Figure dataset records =
* begin *

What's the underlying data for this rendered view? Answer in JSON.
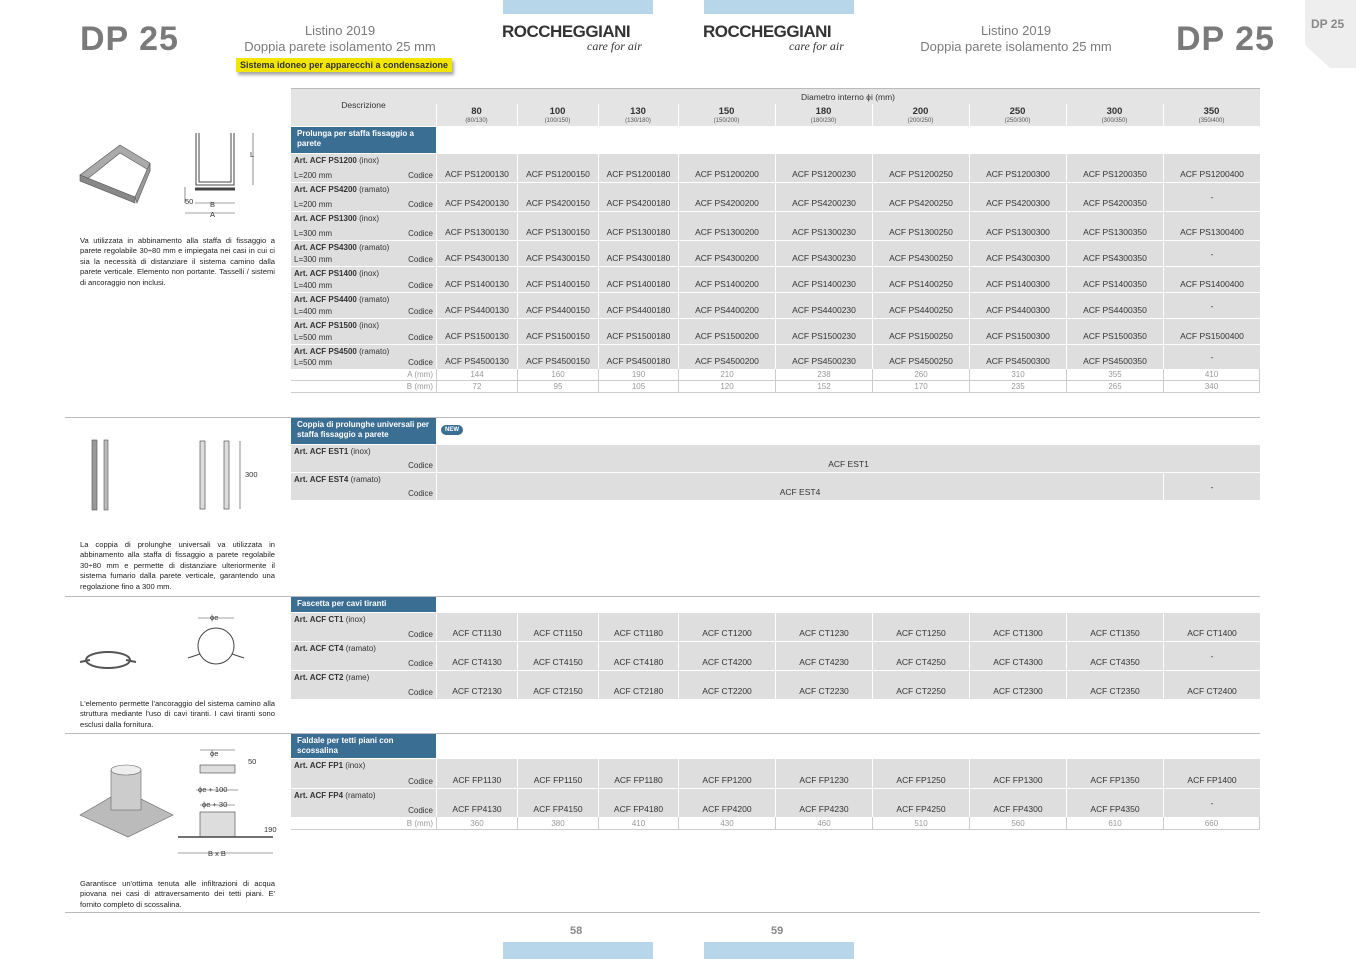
{
  "header": {
    "left": {
      "code": "DP 25",
      "line1": "Listino 2019",
      "line2": "Doppia parete isolamento 25 mm",
      "badge": "Sistema idoneo per apparecchi a condensazione"
    },
    "logos": [
      {
        "name": "ROCCHEGGIANI",
        "tagline": "care for air"
      },
      {
        "name": "ROCCHEGGIANI",
        "tagline": "care for air"
      }
    ],
    "right": {
      "line1": "Listino 2019",
      "line2": "Doppia parete isolamento 25 mm",
      "code": "DP 25"
    },
    "tab": "DP 25"
  },
  "table": {
    "description_header": "Descrizione",
    "diameter_header": "Diametro interno ϕi (mm)",
    "columns": [
      {
        "d": "80",
        "sub": "(80/130)"
      },
      {
        "d": "100",
        "sub": "(100/150)"
      },
      {
        "d": "130",
        "sub": "(130/180)"
      },
      {
        "d": "150",
        "sub": "(150/200)"
      },
      {
        "d": "180",
        "sub": "(180/230)"
      },
      {
        "d": "200",
        "sub": "(200/250)"
      },
      {
        "d": "250",
        "sub": "(250/300)"
      },
      {
        "d": "300",
        "sub": "(300/350)"
      },
      {
        "d": "350",
        "sub": "(350/400)"
      }
    ]
  },
  "sections": [
    {
      "title": "Prolunga per staffa fissaggio a parete",
      "description": "Va utilizzata in abbinamento alla staffa di fissaggio a parete regolabile 30÷80 mm e impiegata nei casi in cui ci sia la necessità di distanziare il sistema camino dalla parete verticale. Elemento non portante. Tasselli / sistemi di ancoraggio non inclusi.",
      "diagram_labels": [
        "L",
        "50",
        "B",
        "A"
      ],
      "rows": [
        {
          "art": "Art. ACF PS1200",
          "mat": "(inox)",
          "len": "L=200 mm",
          "label": "Codice",
          "codes": [
            "ACF PS1200130",
            "ACF PS1200150",
            "ACF PS1200180",
            "ACF PS1200200",
            "ACF PS1200230",
            "ACF PS1200250",
            "ACF PS1200300",
            "ACF PS1200350",
            "ACF PS1200400"
          ]
        },
        {
          "art": "Art. ACF PS4200",
          "mat": "(ramato)",
          "len": "L=200 mm",
          "label": "Codice",
          "codes": [
            "ACF PS4200130",
            "ACF PS4200150",
            "ACF PS4200180",
            "ACF PS4200200",
            "ACF PS4200230",
            "ACF PS4200250",
            "ACF PS4200300",
            "ACF PS4200350",
            "-"
          ]
        },
        {
          "art": "Art. ACF PS1300",
          "mat": "(inox)",
          "len": "L=300 mm",
          "label": "Codice",
          "codes": [
            "ACF PS1300130",
            "ACF PS1300150",
            "ACF PS1300180",
            "ACF PS1300200",
            "ACF PS1300230",
            "ACF PS1300250",
            "ACF PS1300300",
            "ACF PS1300350",
            "ACF PS1300400"
          ]
        },
        {
          "art": "Art. ACF PS4300",
          "mat": "(ramato)",
          "len": "L=300 mm",
          "label": "Codice",
          "codes": [
            "ACF PS4300130",
            "ACF PS4300150",
            "ACF PS4300180",
            "ACF PS4300200",
            "ACF PS4300230",
            "ACF PS4300250",
            "ACF PS4300300",
            "ACF PS4300350",
            "-"
          ]
        },
        {
          "art": "Art. ACF PS1400",
          "mat": "(inox)",
          "len": "L=400 mm",
          "label": "Codice",
          "codes": [
            "ACF PS1400130",
            "ACF PS1400150",
            "ACF PS1400180",
            "ACF PS1400200",
            "ACF PS1400230",
            "ACF PS1400250",
            "ACF PS1400300",
            "ACF PS1400350",
            "ACF PS1400400"
          ]
        },
        {
          "art": "Art. ACF PS4400",
          "mat": "(ramato)",
          "len": "L=400 mm",
          "label": "Codice",
          "codes": [
            "ACF PS4400130",
            "ACF PS4400150",
            "ACF PS4400180",
            "ACF PS4400200",
            "ACF PS4400230",
            "ACF PS4400250",
            "ACF PS4400300",
            "ACF PS4400350",
            "-"
          ]
        },
        {
          "art": "Art. ACF PS1500",
          "mat": "(inox)",
          "len": "L=500 mm",
          "label": "Codice",
          "codes": [
            "ACF PS1500130",
            "ACF PS1500150",
            "ACF PS1500180",
            "ACF PS1500200",
            "ACF PS1500230",
            "ACF PS1500250",
            "ACF PS1500300",
            "ACF PS1500350",
            "ACF PS1500400"
          ]
        },
        {
          "art": "Art. ACF PS4500",
          "mat": "(ramato)",
          "len": "L=500 mm",
          "label": "Codice",
          "codes": [
            "ACF PS4500130",
            "ACF PS4500150",
            "ACF PS4500180",
            "ACF PS4500200",
            "ACF PS4500230",
            "ACF PS4500250",
            "ACF PS4500300",
            "ACF PS4500350",
            "-"
          ]
        }
      ],
      "dimensions": [
        {
          "label": "A (mm)",
          "values": [
            144,
            160,
            190,
            210,
            238,
            260,
            310,
            355,
            410
          ]
        },
        {
          "label": "B (mm)",
          "values": [
            72,
            95,
            105,
            120,
            152,
            170,
            235,
            265,
            340
          ]
        }
      ]
    },
    {
      "title": "Coppia di prolunghe universali per staffa fissaggio a parete",
      "badge": "NEW",
      "description": "La coppia di prolunghe universali va utilizzata in abbinamento alla staffa di fissaggio a parete regolabile 30÷80 mm e permette di distanziare ulteriormente il sistema fumario dalla parete verticale, garantendo una regolazione fino a 300 mm.",
      "diagram_labels": [
        "300"
      ],
      "rows": [
        {
          "art": "Art. ACF EST1",
          "mat": "(inox)",
          "label": "Codice",
          "codes": [
            "ACF EST1"
          ]
        },
        {
          "art": "Art. ACF EST4",
          "mat": "(ramato)",
          "label": "Codice",
          "codes": [
            "ACF EST4",
            "-"
          ]
        }
      ]
    },
    {
      "title": "Fascetta per cavi tiranti",
      "description": "L'elemento permette l'ancoraggio del sistema camino alla struttura mediante l'uso di cavi tiranti. I cavi tiranti sono esclusi dalla fornitura.",
      "diagram_labels": [
        "ϕe"
      ],
      "rows": [
        {
          "art": "Art. ACF CT1",
          "mat": "(inox)",
          "label": "Codice",
          "codes": [
            "ACF CT1130",
            "ACF CT1150",
            "ACF CT1180",
            "ACF CT1200",
            "ACF CT1230",
            "ACF CT1250",
            "ACF CT1300",
            "ACF CT1350",
            "ACF CT1400"
          ]
        },
        {
          "art": "Art. ACF CT4",
          "mat": "(ramato)",
          "label": "Codice",
          "codes": [
            "ACF CT4130",
            "ACF CT4150",
            "ACF CT4180",
            "ACF CT4200",
            "ACF CT4230",
            "ACF CT4250",
            "ACF CT4300",
            "ACF CT4350",
            "-"
          ]
        },
        {
          "art": "Art. ACF CT2",
          "mat": "(rame)",
          "label": "Codice",
          "codes": [
            "ACF CT2130",
            "ACF CT2150",
            "ACF CT2180",
            "ACF CT2200",
            "ACF CT2230",
            "ACF CT2250",
            "ACF CT2300",
            "ACF CT2350",
            "ACF CT2400"
          ]
        }
      ]
    },
    {
      "title": "Faldale per tetti piani con scossalina",
      "description": "Garantisce un'ottima tenuta alle infiltrazioni di acqua piovana nei casi di attraversamento dei tetti piani. E' fornito completo di scossalina.",
      "diagram_labels": [
        "ϕe",
        "50",
        "ϕe + 100",
        "ϕe + 30",
        "190",
        "B x B"
      ],
      "rows": [
        {
          "art": "Art. ACF FP1",
          "mat": "(inox)",
          "label": "Codice",
          "codes": [
            "ACF FP1130",
            "ACF FP1150",
            "ACF FP1180",
            "ACF FP1200",
            "ACF FP1230",
            "ACF FP1250",
            "ACF FP1300",
            "ACF FP1350",
            "ACF FP1400"
          ]
        },
        {
          "art": "Art. ACF FP4",
          "mat": "(ramato)",
          "label": "Codice",
          "codes": [
            "ACF FP4130",
            "ACF FP4150",
            "ACF FP4180",
            "ACF FP4200",
            "ACF FP4230",
            "ACF FP4250",
            "ACF FP4300",
            "ACF FP4350",
            "-"
          ]
        }
      ],
      "dimensions": [
        {
          "label": "B (mm)",
          "values": [
            360,
            380,
            410,
            430,
            460,
            510,
            560,
            610,
            660
          ]
        }
      ]
    }
  ],
  "footer": {
    "pages": [
      "58",
      "59"
    ]
  }
}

* end *

Exercise description = Go through the listing above and pull out each line containing the word "tetti".

The result =
      "title": "Faldale per tetti piani con scossalina",
      "description": "Garantisce un'ottima tenuta alle infiltrazioni di acqua piovana nei casi di attraversamento dei tetti piani. E' fornito completo di scossalina.",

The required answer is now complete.